**PROBLEM TO WORK ON**
Lines containing the word "Việt" are to be located and copied.

**RECORDED DATA**
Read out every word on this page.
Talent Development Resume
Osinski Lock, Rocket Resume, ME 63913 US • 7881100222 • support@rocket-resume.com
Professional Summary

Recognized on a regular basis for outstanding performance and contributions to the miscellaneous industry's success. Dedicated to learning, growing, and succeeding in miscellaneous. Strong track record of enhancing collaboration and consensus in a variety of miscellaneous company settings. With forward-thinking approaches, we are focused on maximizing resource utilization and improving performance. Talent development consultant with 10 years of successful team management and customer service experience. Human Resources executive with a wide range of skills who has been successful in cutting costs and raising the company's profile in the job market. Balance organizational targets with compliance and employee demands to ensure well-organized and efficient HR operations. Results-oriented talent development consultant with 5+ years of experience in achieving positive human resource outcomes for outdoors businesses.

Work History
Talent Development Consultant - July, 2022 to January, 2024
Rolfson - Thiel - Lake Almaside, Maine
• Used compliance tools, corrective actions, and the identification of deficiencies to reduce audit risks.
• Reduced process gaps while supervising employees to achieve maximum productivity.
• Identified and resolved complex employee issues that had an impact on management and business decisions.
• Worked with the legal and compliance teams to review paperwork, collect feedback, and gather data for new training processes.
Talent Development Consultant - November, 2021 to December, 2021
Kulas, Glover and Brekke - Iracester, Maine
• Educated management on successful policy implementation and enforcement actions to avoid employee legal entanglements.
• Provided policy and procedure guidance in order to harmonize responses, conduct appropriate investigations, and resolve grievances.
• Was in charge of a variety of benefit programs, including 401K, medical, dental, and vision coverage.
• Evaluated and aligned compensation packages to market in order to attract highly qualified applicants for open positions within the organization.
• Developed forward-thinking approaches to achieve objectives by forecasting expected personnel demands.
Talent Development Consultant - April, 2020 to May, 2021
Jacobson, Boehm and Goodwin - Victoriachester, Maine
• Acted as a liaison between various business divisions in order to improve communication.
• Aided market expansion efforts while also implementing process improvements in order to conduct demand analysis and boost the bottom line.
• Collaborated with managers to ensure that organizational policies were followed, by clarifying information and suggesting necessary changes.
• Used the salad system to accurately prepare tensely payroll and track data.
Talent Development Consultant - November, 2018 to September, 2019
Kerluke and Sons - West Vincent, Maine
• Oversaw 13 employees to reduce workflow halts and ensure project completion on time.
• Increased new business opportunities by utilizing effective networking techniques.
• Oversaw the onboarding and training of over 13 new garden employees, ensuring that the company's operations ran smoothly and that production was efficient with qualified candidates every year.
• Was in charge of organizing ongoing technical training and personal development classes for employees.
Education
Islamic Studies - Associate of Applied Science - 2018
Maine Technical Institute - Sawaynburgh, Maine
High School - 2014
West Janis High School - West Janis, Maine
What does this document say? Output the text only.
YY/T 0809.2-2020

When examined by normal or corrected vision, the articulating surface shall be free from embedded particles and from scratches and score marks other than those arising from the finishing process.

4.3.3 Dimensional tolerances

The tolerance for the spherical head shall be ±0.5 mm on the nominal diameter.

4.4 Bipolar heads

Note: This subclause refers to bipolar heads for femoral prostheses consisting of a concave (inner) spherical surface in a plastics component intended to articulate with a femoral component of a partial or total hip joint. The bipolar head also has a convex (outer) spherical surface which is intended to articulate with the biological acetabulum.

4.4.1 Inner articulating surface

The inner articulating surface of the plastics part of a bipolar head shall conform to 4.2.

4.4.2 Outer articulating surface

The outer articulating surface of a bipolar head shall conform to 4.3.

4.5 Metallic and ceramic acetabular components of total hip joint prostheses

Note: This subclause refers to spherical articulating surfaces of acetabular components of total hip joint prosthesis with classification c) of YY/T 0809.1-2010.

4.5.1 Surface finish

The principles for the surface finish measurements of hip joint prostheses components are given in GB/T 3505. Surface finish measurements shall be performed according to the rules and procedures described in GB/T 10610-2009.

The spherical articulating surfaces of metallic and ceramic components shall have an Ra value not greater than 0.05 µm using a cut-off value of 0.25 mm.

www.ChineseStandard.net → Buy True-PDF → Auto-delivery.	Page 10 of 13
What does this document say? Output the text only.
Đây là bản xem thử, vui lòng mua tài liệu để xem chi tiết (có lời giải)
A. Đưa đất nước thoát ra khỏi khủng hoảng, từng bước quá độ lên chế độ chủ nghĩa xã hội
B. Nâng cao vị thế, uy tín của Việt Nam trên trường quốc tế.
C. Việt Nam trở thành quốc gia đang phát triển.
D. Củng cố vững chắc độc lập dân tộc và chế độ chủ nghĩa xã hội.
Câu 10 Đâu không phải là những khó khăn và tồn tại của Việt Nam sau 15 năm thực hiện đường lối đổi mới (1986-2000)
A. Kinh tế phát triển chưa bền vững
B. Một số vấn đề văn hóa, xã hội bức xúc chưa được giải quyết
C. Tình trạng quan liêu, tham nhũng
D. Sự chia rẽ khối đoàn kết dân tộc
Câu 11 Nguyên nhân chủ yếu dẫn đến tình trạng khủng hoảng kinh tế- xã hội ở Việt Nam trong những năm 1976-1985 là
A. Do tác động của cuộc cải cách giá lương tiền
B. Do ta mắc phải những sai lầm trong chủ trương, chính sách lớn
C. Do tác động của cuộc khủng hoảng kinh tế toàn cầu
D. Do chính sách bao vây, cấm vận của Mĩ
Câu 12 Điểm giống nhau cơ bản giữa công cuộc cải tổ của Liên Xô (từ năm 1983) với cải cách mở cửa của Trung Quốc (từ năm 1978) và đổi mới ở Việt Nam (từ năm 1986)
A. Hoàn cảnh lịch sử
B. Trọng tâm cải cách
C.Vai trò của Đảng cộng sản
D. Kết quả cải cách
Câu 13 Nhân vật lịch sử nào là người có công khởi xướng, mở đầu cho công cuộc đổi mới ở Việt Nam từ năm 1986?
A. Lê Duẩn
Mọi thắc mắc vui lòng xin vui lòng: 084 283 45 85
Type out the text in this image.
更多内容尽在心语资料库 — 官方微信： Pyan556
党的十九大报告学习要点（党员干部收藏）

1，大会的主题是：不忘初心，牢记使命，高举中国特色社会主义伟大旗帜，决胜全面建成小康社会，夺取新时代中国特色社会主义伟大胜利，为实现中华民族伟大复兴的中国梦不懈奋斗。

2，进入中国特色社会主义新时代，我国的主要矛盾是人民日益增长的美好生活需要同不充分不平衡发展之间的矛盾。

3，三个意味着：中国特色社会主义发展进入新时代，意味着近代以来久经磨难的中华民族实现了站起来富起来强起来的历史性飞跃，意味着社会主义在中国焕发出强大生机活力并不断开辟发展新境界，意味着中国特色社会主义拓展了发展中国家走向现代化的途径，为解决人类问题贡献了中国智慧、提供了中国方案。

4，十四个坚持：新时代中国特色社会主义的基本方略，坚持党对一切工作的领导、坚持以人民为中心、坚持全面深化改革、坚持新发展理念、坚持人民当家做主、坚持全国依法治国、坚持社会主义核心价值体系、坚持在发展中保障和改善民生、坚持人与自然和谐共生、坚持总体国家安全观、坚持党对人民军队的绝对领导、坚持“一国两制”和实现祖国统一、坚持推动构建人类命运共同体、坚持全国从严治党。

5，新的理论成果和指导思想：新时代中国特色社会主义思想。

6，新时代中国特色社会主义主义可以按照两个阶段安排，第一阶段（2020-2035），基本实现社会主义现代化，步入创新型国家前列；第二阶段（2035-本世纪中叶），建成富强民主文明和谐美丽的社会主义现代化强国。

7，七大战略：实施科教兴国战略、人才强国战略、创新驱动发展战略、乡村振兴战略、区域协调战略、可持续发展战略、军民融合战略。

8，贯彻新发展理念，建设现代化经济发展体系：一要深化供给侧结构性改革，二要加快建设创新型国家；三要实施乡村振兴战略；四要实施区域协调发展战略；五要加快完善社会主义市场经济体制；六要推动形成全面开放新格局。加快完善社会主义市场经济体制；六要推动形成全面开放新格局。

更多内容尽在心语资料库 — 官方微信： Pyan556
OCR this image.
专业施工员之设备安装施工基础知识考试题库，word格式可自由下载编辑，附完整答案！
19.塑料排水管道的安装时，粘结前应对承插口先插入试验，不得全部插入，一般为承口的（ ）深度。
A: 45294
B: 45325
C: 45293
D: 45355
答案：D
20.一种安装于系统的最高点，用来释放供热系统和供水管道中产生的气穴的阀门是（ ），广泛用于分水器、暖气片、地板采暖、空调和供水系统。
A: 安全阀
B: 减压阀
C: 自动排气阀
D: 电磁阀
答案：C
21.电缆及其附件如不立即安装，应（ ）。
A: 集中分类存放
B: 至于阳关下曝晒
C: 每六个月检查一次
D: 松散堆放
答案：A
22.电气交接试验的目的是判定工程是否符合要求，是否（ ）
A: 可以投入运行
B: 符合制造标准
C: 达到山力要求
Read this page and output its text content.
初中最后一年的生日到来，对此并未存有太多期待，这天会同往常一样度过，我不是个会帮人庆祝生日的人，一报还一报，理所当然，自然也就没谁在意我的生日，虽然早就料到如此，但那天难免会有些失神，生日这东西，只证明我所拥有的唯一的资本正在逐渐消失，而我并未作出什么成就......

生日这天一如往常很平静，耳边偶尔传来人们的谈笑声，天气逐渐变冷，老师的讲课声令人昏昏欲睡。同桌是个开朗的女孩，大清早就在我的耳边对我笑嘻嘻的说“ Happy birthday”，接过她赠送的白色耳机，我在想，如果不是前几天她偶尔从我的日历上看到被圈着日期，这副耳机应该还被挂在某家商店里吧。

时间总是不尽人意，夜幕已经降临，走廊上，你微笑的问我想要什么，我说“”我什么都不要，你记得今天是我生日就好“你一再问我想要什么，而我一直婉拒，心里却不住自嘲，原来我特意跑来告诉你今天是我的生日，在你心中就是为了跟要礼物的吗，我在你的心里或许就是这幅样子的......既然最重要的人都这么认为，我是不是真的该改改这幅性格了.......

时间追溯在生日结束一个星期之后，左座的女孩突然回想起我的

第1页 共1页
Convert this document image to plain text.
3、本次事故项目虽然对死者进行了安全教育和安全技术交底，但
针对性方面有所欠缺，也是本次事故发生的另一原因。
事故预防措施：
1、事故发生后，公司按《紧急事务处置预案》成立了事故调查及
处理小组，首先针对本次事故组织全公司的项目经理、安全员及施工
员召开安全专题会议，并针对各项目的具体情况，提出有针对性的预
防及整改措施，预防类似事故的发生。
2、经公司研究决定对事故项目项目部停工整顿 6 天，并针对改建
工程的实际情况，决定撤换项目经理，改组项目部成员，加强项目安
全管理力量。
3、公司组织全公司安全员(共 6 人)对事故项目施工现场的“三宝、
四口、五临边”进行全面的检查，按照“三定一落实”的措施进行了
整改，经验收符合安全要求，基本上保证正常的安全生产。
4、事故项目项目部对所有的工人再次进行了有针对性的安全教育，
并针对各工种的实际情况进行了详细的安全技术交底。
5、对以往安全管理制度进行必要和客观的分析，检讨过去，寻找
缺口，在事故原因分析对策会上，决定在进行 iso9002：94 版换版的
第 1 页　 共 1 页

**WORKED SOLUTION**
B. Nâng cao vị thế, uy tín của Việt Nam trên trường quốc tế.
C. Việt Nam trở thành quốc gia đang phát triển.
Câu 10 Đâu không phải là những khó khăn và tồn tại của Việt Nam sau 15 năm thực hiện đường lối đổi mới (1986-2000)
Câu 11 Nguyên nhân chủ yếu dẫn đến tình trạng khủng hoảng kinh tế- xã hội ở Việt Nam trong những năm 1976-1985 là
Câu 12 Điểm giống nhau cơ bản giữa công cuộc cải tổ của Liên Xô (từ năm 1983) với cải cách mở cửa của Trung Quốc (từ năm 1978) và đổi mới ở Việt Nam (từ năm 1986)
Câu 13 Nhân vật lịch sử nào là người có công khởi xướng, mở đầu cho công cuộc đổi mới ở Việt Nam từ năm 1986?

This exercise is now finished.